[START]

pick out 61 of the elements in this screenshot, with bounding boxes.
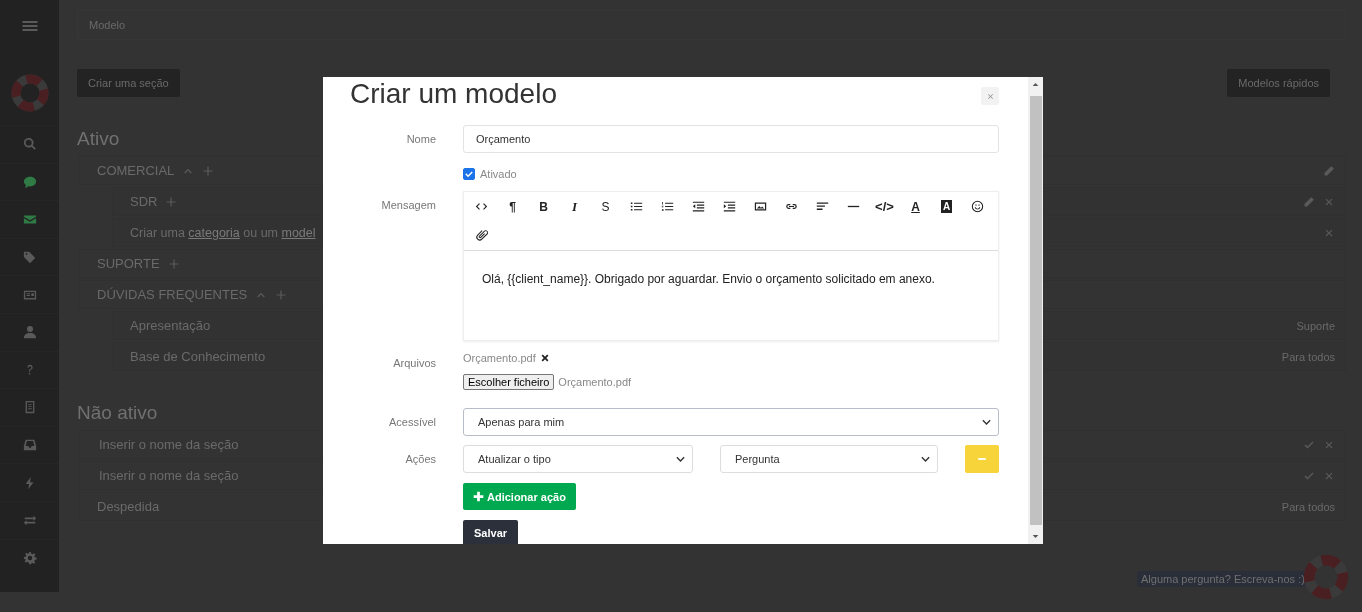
hint-text: Criar uma categoria ou um model: [130, 225, 316, 240]
close-icon: [985, 91, 995, 101]
choose-file-button[interactable]: Escolher ficheiro: [463, 374, 555, 390]
lifebuoy-icon[interactable]: [1302, 553, 1350, 601]
outdent-icon: [692, 200, 705, 213]
field-label: Arquivos: [392, 356, 436, 371]
lifebuoy-logo: [9, 73, 50, 113]
paragraph-button[interactable]: ¶: [497, 192, 528, 221]
chat-icon[interactable]: [22, 174, 37, 189]
section-heading: Ativo: [77, 127, 120, 151]
row-label: SDR: [130, 194, 158, 209]
chosen-file-name: Orçamento.pdf: [558, 376, 632, 388]
save-button[interactable]: Salvar: [463, 520, 519, 544]
remove-icon[interactable]: [539, 353, 550, 363]
align-icon: [816, 200, 829, 213]
message-text: Olá, {{client_name}}. Obrigado por aguardar. Envio o orçamento solicitado em anexo.: [482, 272, 935, 286]
settings-icon[interactable]: [22, 550, 37, 565]
plus-icon[interactable]: [165, 195, 178, 208]
checkbox[interactable]: [463, 168, 475, 180]
tag-icon[interactable]: [22, 250, 37, 265]
indent-icon: [723, 200, 736, 213]
plus-icon: [473, 491, 484, 502]
numbered-list-icon: [661, 200, 674, 213]
inbox-icon[interactable]: [22, 438, 37, 453]
value-select[interactable]: Pergunta: [720, 445, 938, 473]
field-label: Mensagem: [380, 198, 436, 213]
field-label: Ações: [404, 452, 436, 467]
highlight-button[interactable]: A: [931, 192, 962, 221]
access-select[interactable]: Apenas para mim: [463, 408, 999, 436]
close-button[interactable]: [981, 87, 999, 105]
section-heading: Não ativo: [77, 401, 158, 425]
name-field[interactable]: Orçamento: [463, 125, 999, 153]
image-icon: [754, 200, 767, 213]
action-select[interactable]: Atualizar o tipo: [463, 445, 693, 473]
search-icon[interactable]: [22, 137, 37, 152]
bullet-list-icon: [630, 200, 643, 213]
field-label: Acessível: [387, 415, 436, 430]
italic-button[interactable]: I: [559, 192, 590, 221]
checkbox-label: Ativado: [480, 168, 517, 180]
pencil-icon[interactable]: [1323, 164, 1335, 177]
row-label: Apresentação: [130, 318, 211, 333]
plus-icon[interactable]: [275, 288, 288, 301]
attached-file-name: Orçamento.pdf: [463, 352, 536, 364]
remove-action-button[interactable]: [965, 445, 999, 473]
strikethrough-button[interactable]: S: [590, 192, 621, 221]
row-label: Base de Conhecimento: [130, 349, 266, 364]
field-label: Nome: [405, 132, 436, 147]
bold-button[interactable]: B: [528, 192, 559, 221]
code-button[interactable]: </>: [869, 192, 900, 221]
emoji-icon: [971, 200, 984, 213]
plus-icon[interactable]: [167, 257, 180, 270]
text-color-button[interactable]: A: [900, 192, 931, 221]
modal-title: Criar um modelo: [350, 77, 557, 111]
pencil-icon[interactable]: [1303, 195, 1315, 208]
message-editor[interactable]: Olá, {{client_name}}. Obrigado por aguardar. Envio o orçamento solicitado em anexo.: [464, 251, 998, 340]
user-icon[interactable]: [22, 325, 37, 340]
attachment-icon: [475, 229, 488, 242]
plus-icon[interactable]: [202, 164, 215, 177]
scrollbar[interactable]: [1028, 77, 1043, 544]
scroll-up-icon[interactable]: [1032, 81, 1039, 88]
scroll-down-icon[interactable]: [1032, 533, 1039, 540]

[END]

Work to be completed: Put the lines from the one containing "hint-text: Criar uma" through the one containing "outdent-icon: [692, 200, 705, 213]", inclusive, into a JSON list of strings with one string per line and blank lines omitted.

Result below:
[
  "hint-text: Criar uma categoria ou um model: [130, 225, 316, 240]",
  "close-icon: [985, 91, 995, 101]",
  "choose-file-button[interactable]: Escolher ficheiro: [463, 374, 555, 390]",
  "lifebuoy-icon[interactable]: [1302, 553, 1350, 601]",
  "outdent-icon: [692, 200, 705, 213]"
]